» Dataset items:

········

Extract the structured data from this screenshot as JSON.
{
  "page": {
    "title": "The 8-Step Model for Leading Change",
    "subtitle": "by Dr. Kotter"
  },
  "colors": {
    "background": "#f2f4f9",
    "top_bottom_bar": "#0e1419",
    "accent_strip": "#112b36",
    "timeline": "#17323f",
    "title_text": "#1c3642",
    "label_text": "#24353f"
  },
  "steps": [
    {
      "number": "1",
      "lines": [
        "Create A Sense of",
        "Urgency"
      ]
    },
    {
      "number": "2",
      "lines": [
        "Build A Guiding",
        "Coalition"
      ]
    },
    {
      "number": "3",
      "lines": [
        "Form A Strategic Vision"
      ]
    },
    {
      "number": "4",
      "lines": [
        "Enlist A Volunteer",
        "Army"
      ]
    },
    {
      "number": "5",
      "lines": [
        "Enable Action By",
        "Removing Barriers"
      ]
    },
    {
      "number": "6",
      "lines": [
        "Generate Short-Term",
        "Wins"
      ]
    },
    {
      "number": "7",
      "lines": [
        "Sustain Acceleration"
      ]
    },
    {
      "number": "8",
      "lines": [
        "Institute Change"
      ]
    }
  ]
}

········

» Exercise goal: Search the records for the string "number" and return every line in which it occurs.

» Complete response:
      "number": "1",
      "number": "2",
      "number": "3",
      "number": "4",
      "number": "5",
      "number": "6",
      "number": "7",
      "number": "8",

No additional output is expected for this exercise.